• Task description: Identify the lines that include the word "spółkę", then copy all of them.

[Saved data entries]
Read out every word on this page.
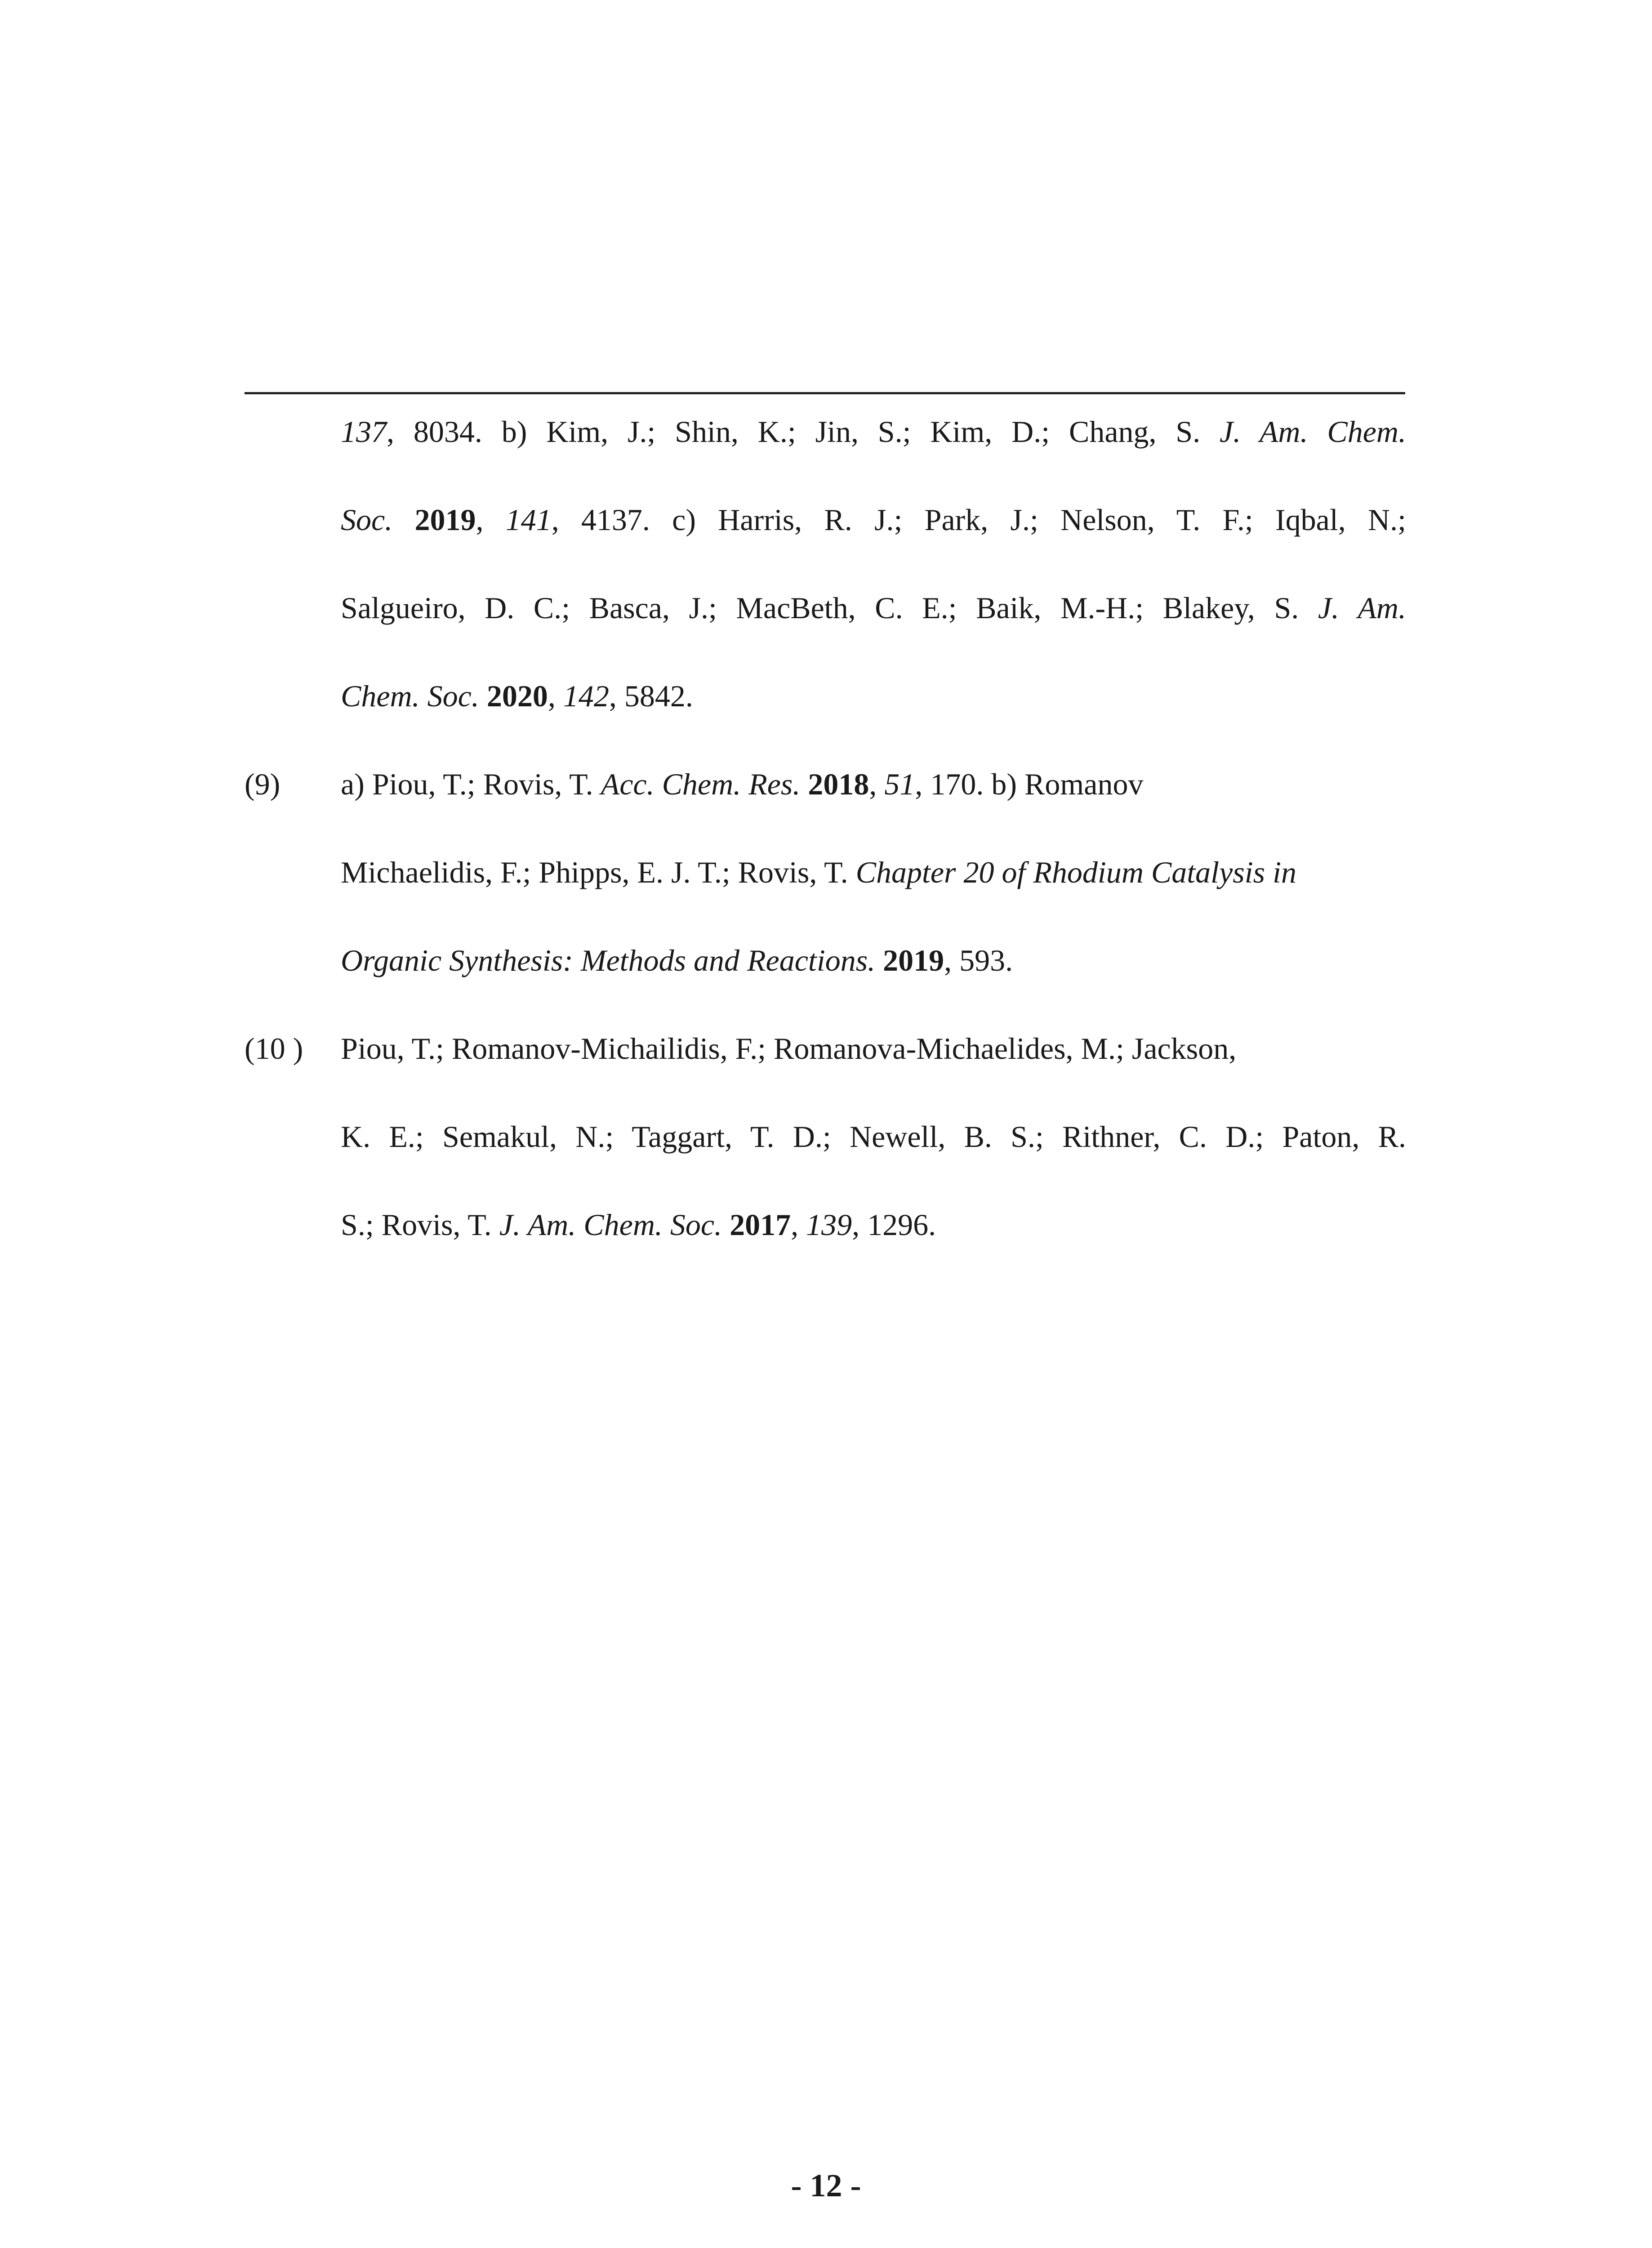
137, 8034. b) Kim, J.; Shin, K.; Jin, S.; Kim, D.; Chang, S. J. Am. Chem.
Soc. 2019, 141, 4137. c) Harris, R. J.; Park, J.; Nelson, T. F.; Iqbal, N.;
Salgueiro, D. C.; Basca, J.; MacBeth, C. E.; Baik, M.-H.; Blakey, S. J. Am.
Chem. Soc. 2020, 142, 5842.
(9) a) Piou, T.; Rovis, T. Acc. Chem. Res. 2018, 51, 170. b) Romanov
Michaelidis, F.; Phipps, E. J. T.; Rovis, T. Chapter 20 of Rhodium Catalysis in
Organic Synthesis: Methods and Reactions. 2019, 593.
(10 ) Piou, T.; Romanov-Michailidis, F.; Romanova-Michaelides, M.; Jackson,
K. E.; Semakul, N.; Taggart, T. D.; Newell, B. S.; Rithner, C. D.; Paton, R.
S.; Rovis, T. J. Am. Chem. Soc. 2017, 139, 1296.
- 12 -
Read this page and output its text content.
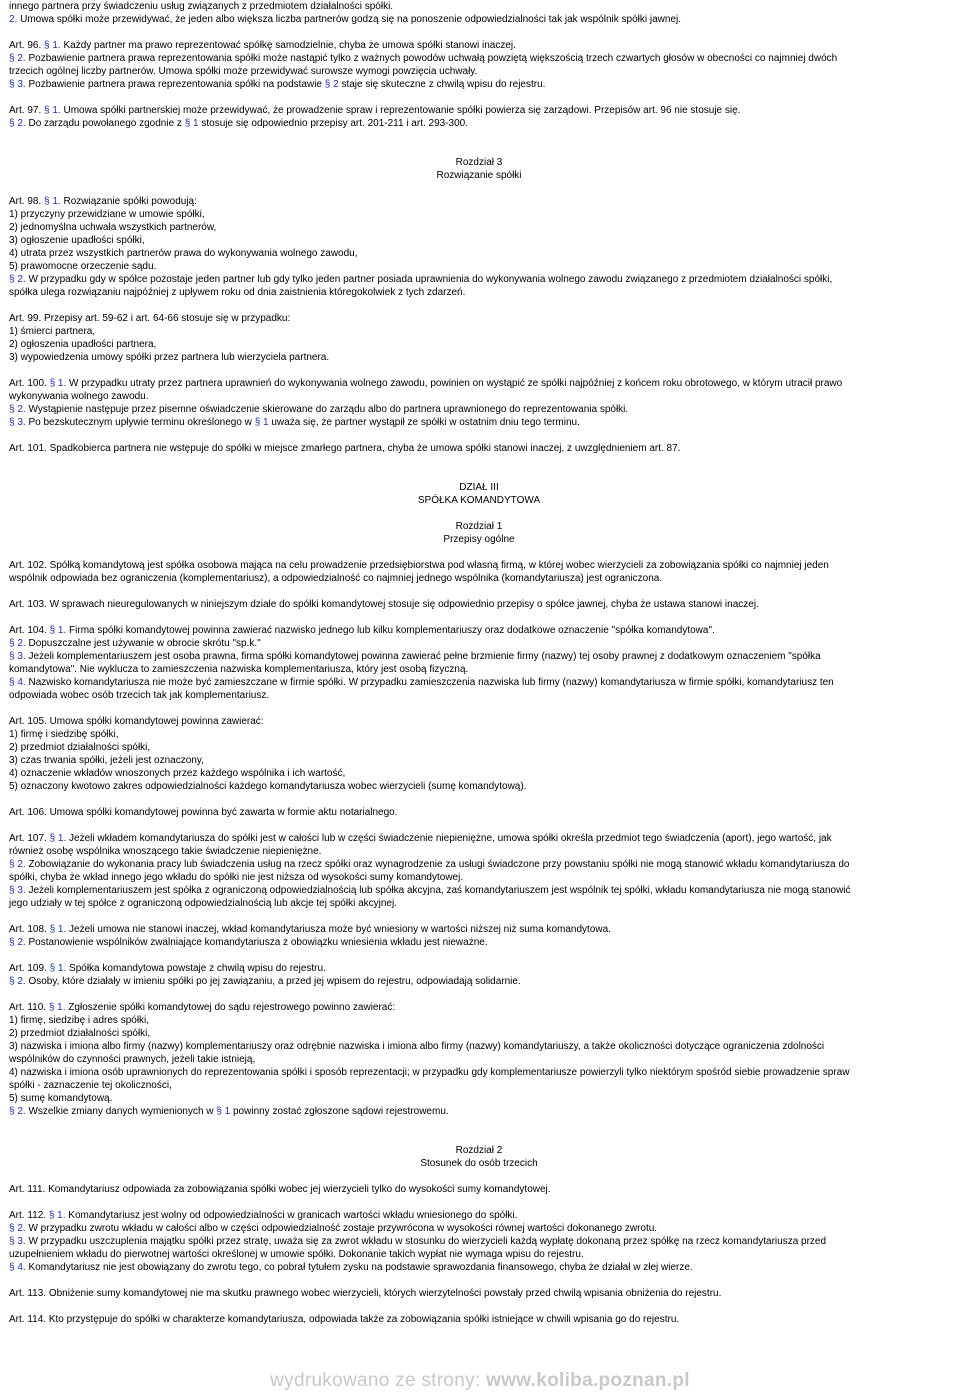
innego partnera przy świadczeniu usług związanych z przedmiotem działalności spółki.
2. Umowa spółki może przewidywać, że jeden albo większa liczba partnerów godzą się na ponoszenie odpowiedzialności tak jak wspólnik spółki jawnej.
Art. 96. § 1. Każdy partner ma prawo reprezentować spółkę samodzielnie, chyba że umowa spółki stanowi inaczej.
§ 2. Pozbawienie partnera prawa reprezentowania spółki może nastąpić tylko z ważnych powodów uchwałą powziętą większością trzech czwartych głosów w obecności co najmniej dwóch
trzecich ogólnej liczby partnerów. Umowa spółki może przewidywać surowsze wymogi powzięcia uchwały.
§ 3. Pozbawienie partnera prawa reprezentowania spółki na podstawie § 2 staje się skuteczne z chwilą wpisu do rejestru.
Art. 97. § 1. Umowa spółki partnerskiej może przewidywać, że prowadzenie spraw i reprezentowanie spółki powierza się zarządowi. Przepisów art. 96 nie stosuje się.
§ 2. Do zarządu powołanego zgodnie z § 1 stosuje się odpowiednio przepisy art. 201-211 i art. 293-300.
Rozdział 3
Rozwiązanie spółki
Art. 98. § 1. Rozwiązanie spółki powodują:
1) przyczyny przewidziane w umowie spółki,
2) jednomyślna uchwała wszystkich partnerów,
3) ogłoszenie upadłości spółki,
4) utrata przez wszystkich partnerów prawa do wykonywania wolnego zawodu,
5) prawomocne orzeczenie sądu.
§ 2. W przypadku gdy w spółce pozostaje jeden partner lub gdy tylko jeden partner posiada uprawnienia do wykonywania wolnego zawodu związanego z przedmiotem działalności spółki,
spółka ulega rozwiązaniu najpóźniej z upływem roku od dnia zaistnienia któregokolwiek z tych zdarzeń.
Art. 99. Przepisy art. 59-62 i art. 64-66 stosuje się w przypadku:
1) śmierci partnera,
2) ogłoszenia upadłości partnera,
3) wypowiedzenia umowy spółki przez partnera lub wierzyciela partnera.
Art. 100. § 1. W przypadku utraty przez partnera uprawnień do wykonywania wolnego zawodu, powinien on wystąpić ze spółki najpóźniej z końcem roku obrotowego, w którym utracił prawo
wykonywania wolnego zawodu.
§ 2. Wystąpienie następuje przez pisemne oświadczenie skierowane do zarządu albo do partnera uprawnionego do reprezentowania spółki.
§ 3. Po bezskutecznym upływie terminu określonego w § 1 uważa się, że partner wystąpił ze spółki w ostatnim dniu tego terminu.
Art. 101. Spadkobierca partnera nie wstępuje do spółki w miejsce zmarłego partnera, chyba że umowa spółki stanowi inaczej, z uwzględnieniem art. 87.
DZIAŁ III
SPÓŁKA KOMANDYTOWA
Rozdział 1
Przepisy ogólne
Art. 102. Spółką komandytową jest spółka osobowa mająca na celu prowadzenie przedsiębiorstwa pod własną firmą, w której wobec wierzycieli za zobowiązania spółki co najmniej jeden
wspólnik odpowiada bez ograniczenia (komplementariusz), a odpowiedzialność co najmniej jednego wspólnika (komandytariusza) jest ograniczona.
Art. 103. W sprawach nieuregulowanych w niniejszym dziale do spółki komandytowej stosuje się odpowiednio przepisy o spółce jawnej, chyba że ustawa stanowi inaczej.
Art. 104. § 1. Firma spółki komandytowej powinna zawierać nazwisko jednego lub kilku komplementariuszy oraz dodatkowe oznaczenie "spółka komandytowa".
§ 2. Dopuszczalne jest używanie w obrocie skrótu "sp.k."
§ 3. Jeżeli komplementariuszem jest osoba prawna, firma spółki komandytowej powinna zawierać pełne brzmienie firmy (nazwy) tej osoby prawnej z dodatkowym oznaczeniem "spółka
komandytowa". Nie wyklucza to zamieszczenia nazwiska komplementariusza, który jest osobą fizyczną.
§ 4. Nazwisko komandytariusza nie może być zamieszczane w firmie spółki. W przypadku zamieszczenia nazwiska lub firmy (nazwy) komandytariusza w firmie spółki, komandytariusz ten
odpowiada wobec osób trzecich tak jak komplementariusz.
Art. 105. Umowa spółki komandytowej powinna zawierać:
1) firmę i siedzibę spółki,
2) przedmiot działalności spółki,
3) czas trwania spółki, jeżeli jest oznaczony,
4) oznaczenie wkładów wnoszonych przez każdego wspólnika i ich wartość,
5) oznaczony kwotowo zakres odpowiedzialności każdego komandytariusza wobec wierzycieli (sumę komandytową).
Art. 106. Umowa spółki komandytowej powinna być zawarta w formie aktu notarialnego.
Art. 107. § 1. Jeżeli wkładem komandytariusza do spółki jest w całości lub w części świadczenie niepieniężne, umowa spółki określa przedmiot tego świadczenia (aport), jego wartość, jak
również osobę wspólnika wnoszącego takie świadczenie niepieniężne.
§ 2. Zobowiązanie do wykonania pracy lub świadczenia usług na rzecz spółki oraz wynagrodzenie za usługi świadczone przy powstaniu spółki nie mogą stanowić wkładu komandytariusza do
spółki, chyba że wkład innego jego wkładu do spółki nie jest niższa od wysokości sumy komandytowej.
§ 3. Jeżeli komplementariuszem jest spółka z ograniczoną odpowiedzialnością lub spółka akcyjna, zaś komandytariuszem jest wspólnik tej spółki, wkładu komandytariusza nie mogą stanowić
jego udziały w tej spółce z ograniczoną odpowiedzialnością lub akcje tej spółki akcyjnej.
Art. 108. § 1. Jeżeli umowa nie stanowi inaczej, wkład komandytariusza może być wniesiony w wartości niższej niż suma komandytowa.
§ 2. Postanowienie wspólników zwalniające komandytariusza z obowiązku wniesienia wkładu jest nieważne.
Art. 109. § 1. Spółka komandytowa powstaje z chwilą wpisu do rejestru.
§ 2. Osoby, które działały w imieniu spółki po jej zawiązaniu, a przed jej wpisem do rejestru, odpowiadają solidarnie.
Art. 110. § 1. Zgłoszenie spółki komandytowej do sądu rejestrowego powinno zawierać:
1) firmę, siedzibę i adres spółki,
2) przedmiot działalności spółki,
3) nazwiska i imiona albo firmy (nazwy) komplementariuszy oraz odrębnie nazwiska i imiona albo firmy (nazwy) komandytariuszy, a także okoliczności dotyczące ograniczenia zdolności
wspólników do czynności prawnych, jeżeli takie istnieją,
4) nazwiska i imiona osób uprawnionych do reprezentowania spółki i sposób reprezentacji; w przypadku gdy komplementariusze powierzyli tylko niektórym spośród siebie prowadzenie spraw
spółki - zaznaczenie tej okoliczności,
5) sumę komandytową.
§ 2. Wszelkie zmiany danych wymienionych w § 1 powinny zostać zgłoszone sądowi rejestrowemu.
Rozdział 2
Stosunek do osób trzecich
Art. 111. Komandytariusz odpowiada za zobowiązania spółki wobec jej wierzycieli tylko do wysokości sumy komandytowej.
Art. 112. § 1. Komandytariusz jest wolny od odpowiedzialności w granicach wartości wkładu wniesionego do spółki.
§ 2. W przypadku zwrotu wkładu w całości albo w części odpowiedzialność zostaje przywrócona w wysokości równej wartości dokonanego zwrotu.
§ 3. W przypadku uszczuplenia majątku spółki przez stratę, uważa się za zwrot wkładu w stosunku do wierzycieli każdą wypłatę dokonaną przez spółkę na rzecz komandytariusza przed
uzupełnieniem wkładu do pierwotnej wartości określonej w umowie spółki. Dokonanie takich wypłat nie wymaga wpisu do rejestru.
§ 4. Komandytariusz nie jest obowiązany do zwrotu tego, co pobrał tytułem zysku na podstawie sprawozdania finansowego, chyba że działał w złej wierze.
Art. 113. Obniżenie sumy komandytowej nie ma skutku prawnego wobec wierzycieli, których wierzytelności powstały przed chwilą wpisania obniżenia do rejestru.
Art. 114. Kto przystępuje do spółki w charakterze komandytariusza, odpowiada także za zobowiązania spółki istniejące w chwili wpisania go do rejestru.
wydrukowano ze strony: www.koliba.poznan.pl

• Task answer:
Art. 96. § 1. Każdy partner ma prawo reprezentować spółkę samodzielnie, chyba że umowa spółki stanowi inaczej.
§ 3. W przypadku uszczuplenia majątku spółki przez stratę, uważa się za zwrot wkładu w stosunku do wierzycieli każdą wypłatę dokonaną przez spółkę na rzecz komandytariusza przed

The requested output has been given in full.